### TASK DETAILS
Copy out the data below verbatim.

Dataset entries on figures
──────────────────────────────

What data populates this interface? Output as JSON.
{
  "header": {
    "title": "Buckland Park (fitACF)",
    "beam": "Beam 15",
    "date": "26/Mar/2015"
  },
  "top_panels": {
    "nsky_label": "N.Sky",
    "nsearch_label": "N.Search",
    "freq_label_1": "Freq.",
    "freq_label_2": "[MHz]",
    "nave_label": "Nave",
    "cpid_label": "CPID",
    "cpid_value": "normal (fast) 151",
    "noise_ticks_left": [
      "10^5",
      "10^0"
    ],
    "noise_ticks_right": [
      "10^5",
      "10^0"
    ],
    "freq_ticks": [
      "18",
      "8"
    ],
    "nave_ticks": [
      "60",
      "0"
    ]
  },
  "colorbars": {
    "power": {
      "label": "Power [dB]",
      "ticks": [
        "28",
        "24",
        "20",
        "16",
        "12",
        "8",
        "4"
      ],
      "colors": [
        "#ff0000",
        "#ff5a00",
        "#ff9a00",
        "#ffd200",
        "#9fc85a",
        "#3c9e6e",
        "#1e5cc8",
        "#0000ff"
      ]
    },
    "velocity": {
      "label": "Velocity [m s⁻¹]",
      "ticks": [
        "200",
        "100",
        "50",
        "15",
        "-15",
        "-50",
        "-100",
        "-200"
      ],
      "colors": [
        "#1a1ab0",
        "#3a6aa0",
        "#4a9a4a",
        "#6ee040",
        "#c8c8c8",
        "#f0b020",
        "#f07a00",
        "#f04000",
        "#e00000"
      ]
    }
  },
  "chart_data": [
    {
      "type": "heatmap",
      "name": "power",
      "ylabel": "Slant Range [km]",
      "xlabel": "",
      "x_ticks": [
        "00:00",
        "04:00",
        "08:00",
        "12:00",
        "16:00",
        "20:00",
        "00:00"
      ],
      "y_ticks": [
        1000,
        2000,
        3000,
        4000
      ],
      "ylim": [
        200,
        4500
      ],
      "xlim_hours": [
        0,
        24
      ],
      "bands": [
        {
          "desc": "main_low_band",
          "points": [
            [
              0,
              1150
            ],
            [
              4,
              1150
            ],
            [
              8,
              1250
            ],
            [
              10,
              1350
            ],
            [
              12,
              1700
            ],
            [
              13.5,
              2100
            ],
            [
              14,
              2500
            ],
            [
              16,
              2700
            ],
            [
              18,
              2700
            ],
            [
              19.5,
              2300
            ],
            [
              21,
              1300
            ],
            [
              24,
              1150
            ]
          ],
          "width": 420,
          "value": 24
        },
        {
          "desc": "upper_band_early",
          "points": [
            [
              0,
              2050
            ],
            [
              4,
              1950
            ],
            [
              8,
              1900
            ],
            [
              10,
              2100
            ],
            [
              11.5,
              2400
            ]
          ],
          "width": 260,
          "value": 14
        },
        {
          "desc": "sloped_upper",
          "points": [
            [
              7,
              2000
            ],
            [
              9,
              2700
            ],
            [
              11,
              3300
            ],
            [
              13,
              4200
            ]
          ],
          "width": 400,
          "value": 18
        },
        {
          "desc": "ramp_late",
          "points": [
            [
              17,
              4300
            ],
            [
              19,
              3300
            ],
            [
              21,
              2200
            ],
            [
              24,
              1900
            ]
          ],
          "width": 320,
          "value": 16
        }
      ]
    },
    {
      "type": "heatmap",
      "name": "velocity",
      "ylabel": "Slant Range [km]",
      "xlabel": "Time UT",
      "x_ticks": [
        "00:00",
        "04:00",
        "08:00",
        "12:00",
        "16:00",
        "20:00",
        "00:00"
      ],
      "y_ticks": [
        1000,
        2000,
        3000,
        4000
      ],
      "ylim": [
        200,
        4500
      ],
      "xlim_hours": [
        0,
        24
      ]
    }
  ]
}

──────────────────────────────

### CORRECT RESULT
What data populates this interface? Output as JSON.
{
  "header": {
    "title": "Buckland Park (fitACF)",
    "beam": "Beam 15",
    "date": "26/Mar/2015"
  },
  "top_panels": {
    "nsky_label": "N.Sky",
    "nsearch_label": "N.Search",
    "freq_label_1": "Freq.",
    "freq_label_2": "[MHz]",
    "nave_label": "Nave",
    "cpid_label": "CPID",
    "cpid_value": "normal (fast) 151",
    "noise_ticks_left": [
      "10^5",
      "10^0"
    ],
    "noise_ticks_right": [
      "10^5",
      "10^0"
    ],
    "freq_ticks": [
      "18",
      "8"
    ],
    "nave_ticks": [
      "60",
      "0"
    ]
  },
  "colorbars": {
    "power": {
      "label": "Power [dB]",
      "ticks": [
        "28",
        "24",
        "20",
        "16",
        "12",
        "8",
        "4"
      ],
      "colors": [
        "#ff0000",
        "#ff5a00",
        "#ff9a00",
        "#ffd200",
        "#9fc85a",
        "#3c9e6e",
        "#1e5cc8",
        "#0000ff"
      ]
    },
    "velocity": {
      "label": "Velocity [m s⁻¹]",
      "ticks": [
        "200",
        "100",
        "50",
        "15",
        "-15",
        "-50",
        "-100",
        "-200"
      ],
      "colors": [
        "#1a1ab0",
        "#3a6aa0",
        "#4a9a4a",
        "#6ee040",
        "#c8c8c8",
        "#f0b020",
        "#f07a00",
        "#f04000",
        "#e00000"
      ]
    }
  },
  "chart_data": [
    {
      "type": "heatmap",
      "name": "power",
      "ylabel": "Slant Range [km]",
      "xlabel": "",
      "x_ticks": [
        "00:00",
        "04:00",
        "08:00",
        "12:00",
        "16:00",
        "20:00",
        "00:00"
      ],
      "y_ticks": [
        1000,
        2000,
        3000,
        4000
      ],
      "ylim": [
        200,
        4500
      ],
      "xlim_hours": [
        0,
        24
      ],
      "bands": [
        {
          "desc": "main_low_band",
          "points": [
            [
              0,
              1150
            ],
            [
              4,
              1150
            ],
            [
              8,
              1250
            ],
            [
              10,
              1350
            ],
            [
              12,
              1700
            ],
            [
              13.5,
              2100
            ],
            [
              14,
              2500
            ],
            [
              16,
              2700
            ],
            [
              18,
              2700
            ],
            [
              19.5,
              2300
            ],
            [
              21,
              1300
            ],
            [
              24,
              1150
            ]
          ],
          "width": 420,
          "value": 24
        },
        {
          "desc": "upper_band_early",
          "points": [
            [
              0,
              2050
            ],
            [
              4,
              1950
            ],
            [
              8,
              1900
            ],
            [
              10,
              2100
            ],
            [
              11.5,
              2400
            ]
          ],
          "width": 260,
          "value": 14
        },
        {
          "desc": "sloped_upper",
          "points": [
            [
              7,
              2000
            ],
            [
              9,
              2700
            ],
            [
              11,
              3300
            ],
            [
              13,
              4200
            ]
          ],
          "width": 400,
          "value": 18
        },
        {
          "desc": "ramp_late",
          "points": [
            [
              17,
              4300
            ],
            [
              19,
              3300
            ],
            [
              21,
              2200
            ],
            [
              24,
              1900
            ]
          ],
          "width": 320,
          "value": 16
        }
      ]
    },
    {
      "type": "heatmap",
      "name": "velocity",
      "ylabel": "Slant Range [km]",
      "xlabel": "Time UT",
      "x_ticks": [
        "00:00",
        "04:00",
        "08:00",
        "12:00",
        "16:00",
        "20:00",
        "00:00"
      ],
      "y_ticks": [
        1000,
        2000,
        3000,
        4000
      ],
      "ylim": [
        200,
        4500
      ],
      "xlim_hours": [
        0,
        24
      ]
    }
  ]
}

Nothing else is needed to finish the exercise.